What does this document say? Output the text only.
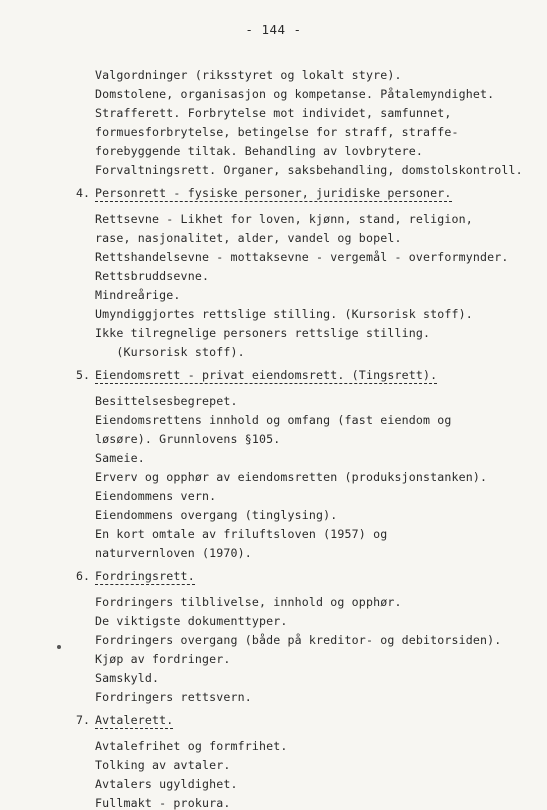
- 144 -
Valgordninger (riksstyret og lokalt styre).
Domstolene, organisasjon og kompetanse. Påtalemyndighet.
Strafferett. Forbrytelse mot individet, samfunnet,
formuesforbrytelse, betingelse for straff, straffe-
forebyggende tiltak. Behandling av lovbrytere.
Forvaltningsrett. Organer, saksbehandling, domstolskontroll.
4. Personrett - fysiske personer, juridiske personer.
Rettsevne - Likhet for loven, kjønn, stand, religion,
rase, nasjonalitet, alder, vandel og bopel.
Rettshandelsevne - mottaksevne - vergemål - overformynder.
Rettsbruddsevne.
Mindreårige.
Umyndiggjortes rettslige stilling. (Kursorisk stoff).
Ikke tilregnelige personers rettslige stilling.
(Kursorisk stoff).
5. Eiendomsrett - privat eiendomsrett. (Tingsrett).
Besittelsesbegrepet.
Eiendomsrettens innhold og omfang (fast eiendom og
løsøre). Grunnlovens §105.
Sameie.
Erverv og opphør av eiendomsretten (produksjonstanken).
Eiendommens vern.
Eiendommens overgang (tinglysing).
En kort omtale av friluftsloven (1957) og
naturvernloven (1970).
6. Fordringsrett.
Fordringers tilblivelse, innhold og opphør.
De viktigste dokumenttyper.
Fordringers overgang (både på kreditor- og debitorsiden).
Kjøp av fordringer.
Samskyld.
Fordringers rettsvern.
7. Avtalerett.
Avtalefrihet og formfrihet.
Tolking av avtaler.
Avtalers ugyldighet.
Fullmakt - prokura.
^^^^^^^^
- WORK REQUIRED
Retype all of the entries exactly as written, leaving out any images.

- IN RESPONSE
What does this document say? Output the text only.
- 144 -
Valgordninger (riksstyret og lokalt styre).
Domstolene, organisasjon og kompetanse. Påtalemyndighet.
Strafferett. Forbrytelse mot individet, samfunnet,
formuesforbrytelse, betingelse for straff, straffe-
forebyggende tiltak. Behandling av lovbrytere.
Forvaltningsrett. Organer, saksbehandling, domstolskontroll.
4. Personrett - fysiske personer, juridiske personer.
Rettsevne - Likhet for loven, kjønn, stand, religion,
rase, nasjonalitet, alder, vandel og bopel.
Rettshandelsevne - mottaksevne - vergemål - overformynder.
Rettsbruddsevne.
Mindreårige.
Umyndiggjortes rettslige stilling. (Kursorisk stoff).
Ikke tilregnelige personers rettslige stilling.
(Kursorisk stoff).
5. Eiendomsrett - privat eiendomsrett. (Tingsrett).
Besittelsesbegrepet.
Eiendomsrettens innhold og omfang (fast eiendom og
løsøre). Grunnlovens §105.
Sameie.
Erverv og opphør av eiendomsretten (produksjonstanken).
Eiendommens vern.
Eiendommens overgang (tinglysing).
En kort omtale av friluftsloven (1957) og
naturvernloven (1970).
6. Fordringsrett.
Fordringers tilblivelse, innhold og opphør.
De viktigste dokumenttyper.
Fordringers overgang (både på kreditor- og debitorsiden).
Kjøp av fordringer.
Samskyld.
Fordringers rettsvern.
7. Avtalerett.
Avtalefrihet og formfrihet.
Tolking av avtaler.
Avtalers ugyldighet.
Fullmakt - prokura.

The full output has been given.